PAGE TEXT:
──────────

Cheaper Health Insurance
A little competition can go a long way.
Monday, July 25, 2005 12:01 A.M. EDT
Republicans haven't been getting much credit on the health policy front, despite their misguided 2003 drug entitlement masquerading as Medicare "reform." That could change soon. Last week the House Energy and Commerce Committee approved a bill that could dramatically reduce the ranks of the uninsured and spur general economic growth--all without costing a dime to the Treasury.
The idea behind the legislation, sponsored by GOP Representative John Shadegg of Arizona, is disarmingly simple: Allow Americans to buy health insurance from vendors in any one of the 50 states.
Right now Americans who aren't lucky enough to get insurance from large employers or poor enough to qualify for Medicaid find themselves at the mercy of the legislators and insurance commissioners of the state in which they happen to live. This can be OK in states that exercise this regulatory function judiciously. But in others, the young and working poor find themselves effectively priced out of the market by special-interest regulations dressed up as consumer protections.

──────────

DATA TO EXAMINE:
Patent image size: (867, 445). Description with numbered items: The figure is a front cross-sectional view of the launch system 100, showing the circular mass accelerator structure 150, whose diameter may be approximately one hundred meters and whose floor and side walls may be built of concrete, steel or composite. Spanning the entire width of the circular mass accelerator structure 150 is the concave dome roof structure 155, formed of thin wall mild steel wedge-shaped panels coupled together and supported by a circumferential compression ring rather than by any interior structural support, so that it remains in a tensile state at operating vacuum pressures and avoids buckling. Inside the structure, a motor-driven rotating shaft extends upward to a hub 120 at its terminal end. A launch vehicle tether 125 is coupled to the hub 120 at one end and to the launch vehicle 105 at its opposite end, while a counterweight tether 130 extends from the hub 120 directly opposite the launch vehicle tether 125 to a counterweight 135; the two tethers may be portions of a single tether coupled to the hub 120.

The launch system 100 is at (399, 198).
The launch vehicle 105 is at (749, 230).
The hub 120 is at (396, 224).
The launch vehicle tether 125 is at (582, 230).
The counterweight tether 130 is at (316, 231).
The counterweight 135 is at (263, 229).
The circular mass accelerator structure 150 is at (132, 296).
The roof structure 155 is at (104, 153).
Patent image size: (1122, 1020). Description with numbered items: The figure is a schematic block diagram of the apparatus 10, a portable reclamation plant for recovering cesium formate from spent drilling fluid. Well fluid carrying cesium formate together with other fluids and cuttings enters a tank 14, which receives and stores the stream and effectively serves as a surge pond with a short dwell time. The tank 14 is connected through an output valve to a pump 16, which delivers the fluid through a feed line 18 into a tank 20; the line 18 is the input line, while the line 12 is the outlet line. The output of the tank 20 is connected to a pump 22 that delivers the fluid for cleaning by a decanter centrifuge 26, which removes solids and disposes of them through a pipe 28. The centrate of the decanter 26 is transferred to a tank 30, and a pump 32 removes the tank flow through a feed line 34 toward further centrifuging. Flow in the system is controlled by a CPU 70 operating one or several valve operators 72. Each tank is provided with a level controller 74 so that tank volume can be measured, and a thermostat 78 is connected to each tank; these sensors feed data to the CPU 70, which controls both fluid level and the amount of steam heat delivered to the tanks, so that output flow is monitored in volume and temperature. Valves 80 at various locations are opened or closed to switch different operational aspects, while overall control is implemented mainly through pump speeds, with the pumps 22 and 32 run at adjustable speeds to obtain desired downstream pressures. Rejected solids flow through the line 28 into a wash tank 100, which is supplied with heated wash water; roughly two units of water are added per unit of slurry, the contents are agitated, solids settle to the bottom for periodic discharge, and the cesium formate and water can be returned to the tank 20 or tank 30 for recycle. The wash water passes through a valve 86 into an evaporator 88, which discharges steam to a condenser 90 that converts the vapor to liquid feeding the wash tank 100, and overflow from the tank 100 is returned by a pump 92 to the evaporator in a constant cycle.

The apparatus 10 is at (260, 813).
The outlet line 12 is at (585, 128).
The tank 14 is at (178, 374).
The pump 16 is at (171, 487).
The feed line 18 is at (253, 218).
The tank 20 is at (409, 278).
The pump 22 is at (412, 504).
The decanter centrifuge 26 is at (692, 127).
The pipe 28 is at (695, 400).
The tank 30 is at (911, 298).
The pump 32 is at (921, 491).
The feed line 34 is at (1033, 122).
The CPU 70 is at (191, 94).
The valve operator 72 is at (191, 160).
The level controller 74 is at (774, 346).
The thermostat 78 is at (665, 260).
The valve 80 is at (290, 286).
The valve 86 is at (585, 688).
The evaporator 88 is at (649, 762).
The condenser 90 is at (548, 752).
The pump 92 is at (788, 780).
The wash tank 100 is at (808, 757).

──────────

WHAT TO DO:
A - Reproduce the passage of the health insurance editorial starting at "Right now Americans" and ending at "as consumer protections.".
B - Carry the health insurance editorial forward, continuing from the point where it stops.
The items have no connection to the health insurance editorial.

ANSWERS BELOW:
A -
Right now Americans who aren't lucky enough to get insurance from large employers or poor enough to qualify for Medicaid find themselves at the mercy of the legislators and insurance commissioners of the state in which they happen to live. This can be OK in states that exercise this regulatory function judiciously. But in others, the young and working poor find themselves effectively priced out of the market by special-interest regulations dressed up as consumer protections.

B -
New York requires every insurance policy sold there to cover podiatry. Acupuncture coverage is mandated in 11 states, massage therapy in four, osteopathy in 24, and chiropractors in 47. There are an estimated 1,800 or so such insurance "mandates" across the country, and the costs add up. "It is always the providers asking for the mandate; it is never the consumer," says health policy guru John Goodman, who has testified before legislatures considering such rules.
What's more, states like New Jersey and New York add two more ultra-expensive requirements: "Guaranteed issue" allows people to wait till they are sick and then buy insurance; "community rating" prevents insurers from charging different prices to people of different ages and health status. These may sound like compassionate ideas, until you realize they make insurance so expensive that millions of people are exposed to financial ruin because they aren't allowed to buy basic policies focused on catastrophic costs.
How expensive? A 2004 study by eHealthInsurance.com found that a typical insurance policy ($2,000 deductible, 20% co-insurance) for a family of four could be had for as little in as $172 per month in a reasonably regulated locality like Kansas City, Missouri. But in New York that family's only option--managed care--would run $840 per month, and in New Jersey family policies run a whopping $1,200-plus. We bet Democratic Representative Frank Pallone's constituents in New Jersey would be interested in his view that insurance in his state is only "slightly" more expensive than elsewhere.
As for the arguments against the bill, let's dismiss the phony federalism objection first. The Founders wrote a Commerce Clause into the Constitution precisely so Congress could act against internal restraints on trade of the sort represented by today's 50-state health-insurance market. The system has never made much sense; it is even more of an anachronism in the age of Amazon and eBay.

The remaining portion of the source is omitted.